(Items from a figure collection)
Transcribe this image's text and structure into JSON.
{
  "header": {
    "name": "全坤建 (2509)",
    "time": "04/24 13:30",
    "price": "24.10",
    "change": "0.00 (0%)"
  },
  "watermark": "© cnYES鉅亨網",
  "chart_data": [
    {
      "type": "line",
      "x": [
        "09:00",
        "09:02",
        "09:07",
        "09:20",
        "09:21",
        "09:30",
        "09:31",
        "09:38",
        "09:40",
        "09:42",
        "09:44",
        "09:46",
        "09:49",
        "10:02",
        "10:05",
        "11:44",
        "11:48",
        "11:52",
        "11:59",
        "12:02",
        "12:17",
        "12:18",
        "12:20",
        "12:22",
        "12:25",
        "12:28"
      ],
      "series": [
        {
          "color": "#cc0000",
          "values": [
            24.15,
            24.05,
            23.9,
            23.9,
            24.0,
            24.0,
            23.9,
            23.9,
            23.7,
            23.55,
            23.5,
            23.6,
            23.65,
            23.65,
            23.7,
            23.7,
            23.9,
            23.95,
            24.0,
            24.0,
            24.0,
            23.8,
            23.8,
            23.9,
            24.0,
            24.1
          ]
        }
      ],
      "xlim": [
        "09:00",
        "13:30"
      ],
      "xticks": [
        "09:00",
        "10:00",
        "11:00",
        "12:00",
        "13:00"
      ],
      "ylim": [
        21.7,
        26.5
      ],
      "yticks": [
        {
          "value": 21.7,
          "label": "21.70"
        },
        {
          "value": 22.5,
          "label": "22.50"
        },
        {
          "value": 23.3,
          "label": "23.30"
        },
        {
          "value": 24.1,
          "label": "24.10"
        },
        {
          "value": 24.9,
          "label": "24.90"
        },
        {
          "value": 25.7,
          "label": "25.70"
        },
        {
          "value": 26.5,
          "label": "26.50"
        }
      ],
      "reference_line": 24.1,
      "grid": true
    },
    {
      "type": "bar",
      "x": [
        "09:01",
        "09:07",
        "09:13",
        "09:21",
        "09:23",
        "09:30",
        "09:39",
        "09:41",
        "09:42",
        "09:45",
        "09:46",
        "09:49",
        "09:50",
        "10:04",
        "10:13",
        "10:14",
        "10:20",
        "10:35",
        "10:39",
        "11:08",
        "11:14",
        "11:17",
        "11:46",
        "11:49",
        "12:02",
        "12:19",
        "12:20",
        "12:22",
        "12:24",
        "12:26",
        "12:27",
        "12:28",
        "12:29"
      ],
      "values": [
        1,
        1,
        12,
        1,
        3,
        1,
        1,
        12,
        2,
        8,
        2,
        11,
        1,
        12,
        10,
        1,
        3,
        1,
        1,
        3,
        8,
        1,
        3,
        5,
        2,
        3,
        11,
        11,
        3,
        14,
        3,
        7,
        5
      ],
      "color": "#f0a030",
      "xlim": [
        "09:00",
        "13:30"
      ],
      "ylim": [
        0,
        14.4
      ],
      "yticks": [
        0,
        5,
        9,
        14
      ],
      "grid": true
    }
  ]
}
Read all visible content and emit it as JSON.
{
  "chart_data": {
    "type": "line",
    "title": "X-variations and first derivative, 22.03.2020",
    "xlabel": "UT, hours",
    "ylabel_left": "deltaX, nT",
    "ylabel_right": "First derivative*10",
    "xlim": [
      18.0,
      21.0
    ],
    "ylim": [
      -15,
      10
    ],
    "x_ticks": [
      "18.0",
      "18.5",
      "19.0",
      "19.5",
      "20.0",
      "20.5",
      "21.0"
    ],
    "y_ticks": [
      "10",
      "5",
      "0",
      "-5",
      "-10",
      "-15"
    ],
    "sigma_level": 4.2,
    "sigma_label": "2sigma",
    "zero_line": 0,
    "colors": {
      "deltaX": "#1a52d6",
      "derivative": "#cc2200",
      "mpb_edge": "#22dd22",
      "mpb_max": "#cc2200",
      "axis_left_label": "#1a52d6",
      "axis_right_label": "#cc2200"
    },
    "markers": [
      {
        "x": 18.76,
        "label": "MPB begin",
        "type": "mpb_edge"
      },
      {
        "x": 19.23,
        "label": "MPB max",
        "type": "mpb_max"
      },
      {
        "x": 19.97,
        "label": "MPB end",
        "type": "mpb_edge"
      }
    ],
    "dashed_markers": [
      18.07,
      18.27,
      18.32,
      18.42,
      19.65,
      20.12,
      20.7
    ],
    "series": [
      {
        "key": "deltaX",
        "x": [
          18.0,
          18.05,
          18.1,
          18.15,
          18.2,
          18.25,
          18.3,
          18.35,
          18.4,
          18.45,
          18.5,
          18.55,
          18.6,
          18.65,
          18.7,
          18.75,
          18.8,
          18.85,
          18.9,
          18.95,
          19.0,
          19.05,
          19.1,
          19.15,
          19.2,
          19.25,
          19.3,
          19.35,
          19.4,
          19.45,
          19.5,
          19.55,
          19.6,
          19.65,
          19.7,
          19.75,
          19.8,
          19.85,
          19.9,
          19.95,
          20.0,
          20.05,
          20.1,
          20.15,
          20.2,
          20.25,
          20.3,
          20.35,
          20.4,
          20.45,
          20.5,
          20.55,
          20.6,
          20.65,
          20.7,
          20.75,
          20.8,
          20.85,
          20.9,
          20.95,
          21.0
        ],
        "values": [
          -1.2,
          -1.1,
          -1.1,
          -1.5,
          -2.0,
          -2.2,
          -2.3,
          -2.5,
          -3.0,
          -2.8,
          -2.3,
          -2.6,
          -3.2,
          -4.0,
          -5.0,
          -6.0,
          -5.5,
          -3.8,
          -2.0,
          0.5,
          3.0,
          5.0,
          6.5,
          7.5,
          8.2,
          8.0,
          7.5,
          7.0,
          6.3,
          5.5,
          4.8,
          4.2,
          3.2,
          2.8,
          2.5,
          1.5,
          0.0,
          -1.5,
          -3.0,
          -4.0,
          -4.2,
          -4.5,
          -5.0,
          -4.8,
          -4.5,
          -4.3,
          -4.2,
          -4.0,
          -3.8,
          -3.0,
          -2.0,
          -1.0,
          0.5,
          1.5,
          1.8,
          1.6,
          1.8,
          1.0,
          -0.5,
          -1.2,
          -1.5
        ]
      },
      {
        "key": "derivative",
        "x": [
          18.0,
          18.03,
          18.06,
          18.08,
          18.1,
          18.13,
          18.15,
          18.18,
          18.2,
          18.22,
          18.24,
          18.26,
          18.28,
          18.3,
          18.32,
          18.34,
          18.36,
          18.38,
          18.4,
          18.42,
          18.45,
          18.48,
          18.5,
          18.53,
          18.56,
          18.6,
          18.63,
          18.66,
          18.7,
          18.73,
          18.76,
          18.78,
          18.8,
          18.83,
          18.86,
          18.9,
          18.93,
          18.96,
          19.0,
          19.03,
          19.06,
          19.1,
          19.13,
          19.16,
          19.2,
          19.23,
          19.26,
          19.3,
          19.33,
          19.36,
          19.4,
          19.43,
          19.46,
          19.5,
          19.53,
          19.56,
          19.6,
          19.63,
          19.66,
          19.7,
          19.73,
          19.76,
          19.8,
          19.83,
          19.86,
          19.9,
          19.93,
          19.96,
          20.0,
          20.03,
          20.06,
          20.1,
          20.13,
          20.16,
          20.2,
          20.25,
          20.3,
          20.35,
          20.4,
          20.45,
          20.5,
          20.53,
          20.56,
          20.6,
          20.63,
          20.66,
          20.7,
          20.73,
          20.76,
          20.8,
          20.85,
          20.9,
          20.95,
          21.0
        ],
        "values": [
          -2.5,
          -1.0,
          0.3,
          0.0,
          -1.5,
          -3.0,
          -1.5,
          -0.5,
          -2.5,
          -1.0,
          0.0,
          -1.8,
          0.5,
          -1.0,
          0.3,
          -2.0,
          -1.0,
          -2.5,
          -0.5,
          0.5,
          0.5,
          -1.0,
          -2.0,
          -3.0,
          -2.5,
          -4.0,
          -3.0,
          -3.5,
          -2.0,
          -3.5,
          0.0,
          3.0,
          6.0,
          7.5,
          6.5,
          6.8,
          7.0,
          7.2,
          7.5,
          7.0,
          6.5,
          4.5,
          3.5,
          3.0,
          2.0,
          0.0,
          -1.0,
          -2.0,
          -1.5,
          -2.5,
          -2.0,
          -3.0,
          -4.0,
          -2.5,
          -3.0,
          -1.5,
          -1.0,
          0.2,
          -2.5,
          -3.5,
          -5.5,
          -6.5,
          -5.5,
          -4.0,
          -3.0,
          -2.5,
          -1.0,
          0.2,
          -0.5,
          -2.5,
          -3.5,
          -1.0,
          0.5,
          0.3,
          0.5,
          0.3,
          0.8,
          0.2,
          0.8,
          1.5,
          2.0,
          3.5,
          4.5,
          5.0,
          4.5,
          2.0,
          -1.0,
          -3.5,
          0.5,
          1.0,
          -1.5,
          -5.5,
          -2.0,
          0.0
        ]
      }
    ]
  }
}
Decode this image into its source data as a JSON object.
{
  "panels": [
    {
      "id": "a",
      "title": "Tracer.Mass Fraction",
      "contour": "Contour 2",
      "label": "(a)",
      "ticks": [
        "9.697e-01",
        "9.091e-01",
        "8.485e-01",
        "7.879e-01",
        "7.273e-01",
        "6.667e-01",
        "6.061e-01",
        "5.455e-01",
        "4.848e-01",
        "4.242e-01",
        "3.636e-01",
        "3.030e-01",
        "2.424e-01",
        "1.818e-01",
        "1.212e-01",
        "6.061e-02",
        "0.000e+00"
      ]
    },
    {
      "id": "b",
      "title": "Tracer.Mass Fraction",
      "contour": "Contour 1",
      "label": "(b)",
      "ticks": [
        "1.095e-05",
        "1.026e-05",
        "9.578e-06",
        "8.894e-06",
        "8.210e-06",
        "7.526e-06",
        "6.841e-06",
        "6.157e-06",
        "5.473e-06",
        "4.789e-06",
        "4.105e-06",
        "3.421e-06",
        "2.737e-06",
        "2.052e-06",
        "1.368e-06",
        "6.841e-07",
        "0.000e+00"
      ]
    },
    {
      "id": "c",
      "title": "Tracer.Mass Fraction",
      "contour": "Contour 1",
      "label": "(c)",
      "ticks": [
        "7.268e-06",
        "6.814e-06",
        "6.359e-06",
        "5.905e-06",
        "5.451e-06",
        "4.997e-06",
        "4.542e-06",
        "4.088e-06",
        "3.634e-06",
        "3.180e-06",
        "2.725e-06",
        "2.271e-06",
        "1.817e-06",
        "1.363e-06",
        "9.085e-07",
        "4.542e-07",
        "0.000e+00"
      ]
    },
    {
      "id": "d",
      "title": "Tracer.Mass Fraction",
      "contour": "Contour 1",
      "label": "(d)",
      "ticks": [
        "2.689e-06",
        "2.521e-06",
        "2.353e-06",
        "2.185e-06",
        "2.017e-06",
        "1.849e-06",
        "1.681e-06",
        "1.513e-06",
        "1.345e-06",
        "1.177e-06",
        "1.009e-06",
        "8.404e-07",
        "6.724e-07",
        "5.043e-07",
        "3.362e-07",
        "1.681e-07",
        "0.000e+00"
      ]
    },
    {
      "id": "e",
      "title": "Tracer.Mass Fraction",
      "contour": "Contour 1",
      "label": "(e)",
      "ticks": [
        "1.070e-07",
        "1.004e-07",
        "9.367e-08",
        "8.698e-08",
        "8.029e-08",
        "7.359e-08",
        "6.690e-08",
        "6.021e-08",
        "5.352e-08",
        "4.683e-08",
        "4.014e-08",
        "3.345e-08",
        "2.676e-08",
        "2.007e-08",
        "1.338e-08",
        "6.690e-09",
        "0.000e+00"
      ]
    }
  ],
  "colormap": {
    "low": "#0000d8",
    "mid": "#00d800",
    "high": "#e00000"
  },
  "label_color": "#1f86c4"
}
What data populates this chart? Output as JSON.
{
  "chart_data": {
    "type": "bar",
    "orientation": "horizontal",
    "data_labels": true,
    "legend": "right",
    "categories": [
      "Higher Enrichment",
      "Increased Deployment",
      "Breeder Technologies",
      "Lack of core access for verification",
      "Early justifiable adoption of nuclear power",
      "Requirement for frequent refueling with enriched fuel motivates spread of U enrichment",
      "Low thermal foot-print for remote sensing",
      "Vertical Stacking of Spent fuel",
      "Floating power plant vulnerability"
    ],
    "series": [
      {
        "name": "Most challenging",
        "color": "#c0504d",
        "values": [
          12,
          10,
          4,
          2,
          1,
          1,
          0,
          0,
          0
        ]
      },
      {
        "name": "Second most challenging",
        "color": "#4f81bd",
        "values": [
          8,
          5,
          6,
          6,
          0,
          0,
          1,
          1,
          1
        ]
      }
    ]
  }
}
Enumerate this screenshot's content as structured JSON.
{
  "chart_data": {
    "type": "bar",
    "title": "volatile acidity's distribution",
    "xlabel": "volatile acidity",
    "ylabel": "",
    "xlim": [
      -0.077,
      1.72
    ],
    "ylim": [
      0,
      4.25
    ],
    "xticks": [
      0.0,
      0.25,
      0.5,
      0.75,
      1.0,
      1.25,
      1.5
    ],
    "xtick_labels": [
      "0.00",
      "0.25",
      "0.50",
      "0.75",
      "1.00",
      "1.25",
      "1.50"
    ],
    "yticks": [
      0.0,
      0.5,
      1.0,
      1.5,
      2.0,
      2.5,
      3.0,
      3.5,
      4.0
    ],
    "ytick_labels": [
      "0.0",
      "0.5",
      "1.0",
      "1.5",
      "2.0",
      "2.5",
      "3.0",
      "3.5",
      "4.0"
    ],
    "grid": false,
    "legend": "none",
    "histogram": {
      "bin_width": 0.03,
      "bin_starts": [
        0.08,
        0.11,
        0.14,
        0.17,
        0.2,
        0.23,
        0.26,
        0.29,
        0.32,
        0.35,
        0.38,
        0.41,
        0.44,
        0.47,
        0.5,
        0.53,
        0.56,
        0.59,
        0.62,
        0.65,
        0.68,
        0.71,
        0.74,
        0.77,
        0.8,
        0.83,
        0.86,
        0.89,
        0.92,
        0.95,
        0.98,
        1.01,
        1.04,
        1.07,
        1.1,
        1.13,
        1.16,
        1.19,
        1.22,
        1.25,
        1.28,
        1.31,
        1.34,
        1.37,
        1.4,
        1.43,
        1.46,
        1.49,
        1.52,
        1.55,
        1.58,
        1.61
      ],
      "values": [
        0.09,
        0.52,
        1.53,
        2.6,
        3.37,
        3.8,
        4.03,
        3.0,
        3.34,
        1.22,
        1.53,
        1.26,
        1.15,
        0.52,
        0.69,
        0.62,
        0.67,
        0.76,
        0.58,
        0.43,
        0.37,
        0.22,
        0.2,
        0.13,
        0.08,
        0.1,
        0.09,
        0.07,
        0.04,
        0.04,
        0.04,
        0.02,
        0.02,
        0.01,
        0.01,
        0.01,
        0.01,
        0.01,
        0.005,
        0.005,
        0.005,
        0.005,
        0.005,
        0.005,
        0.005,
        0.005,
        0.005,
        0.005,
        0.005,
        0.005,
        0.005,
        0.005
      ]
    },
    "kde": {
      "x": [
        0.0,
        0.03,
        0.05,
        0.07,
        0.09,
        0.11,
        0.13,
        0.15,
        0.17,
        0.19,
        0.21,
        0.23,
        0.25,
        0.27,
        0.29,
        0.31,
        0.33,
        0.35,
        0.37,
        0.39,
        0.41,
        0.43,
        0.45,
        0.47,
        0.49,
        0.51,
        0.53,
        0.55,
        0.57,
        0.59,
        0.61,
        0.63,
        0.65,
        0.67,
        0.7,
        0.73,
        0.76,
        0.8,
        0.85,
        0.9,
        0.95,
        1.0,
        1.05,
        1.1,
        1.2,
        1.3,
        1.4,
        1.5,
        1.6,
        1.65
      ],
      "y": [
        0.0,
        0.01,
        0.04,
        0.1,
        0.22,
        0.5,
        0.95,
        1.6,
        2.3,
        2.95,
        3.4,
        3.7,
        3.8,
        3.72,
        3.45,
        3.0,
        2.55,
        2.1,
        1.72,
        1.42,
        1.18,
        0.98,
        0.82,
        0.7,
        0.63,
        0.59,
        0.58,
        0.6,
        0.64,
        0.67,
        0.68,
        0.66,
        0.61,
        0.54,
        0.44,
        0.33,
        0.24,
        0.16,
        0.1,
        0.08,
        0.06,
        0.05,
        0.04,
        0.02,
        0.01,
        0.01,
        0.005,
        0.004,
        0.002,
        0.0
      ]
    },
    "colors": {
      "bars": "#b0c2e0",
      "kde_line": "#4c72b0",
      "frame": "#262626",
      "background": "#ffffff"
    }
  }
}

- _What to do_: Give only the number of lines that include the word "name".

- _Final answer_: 3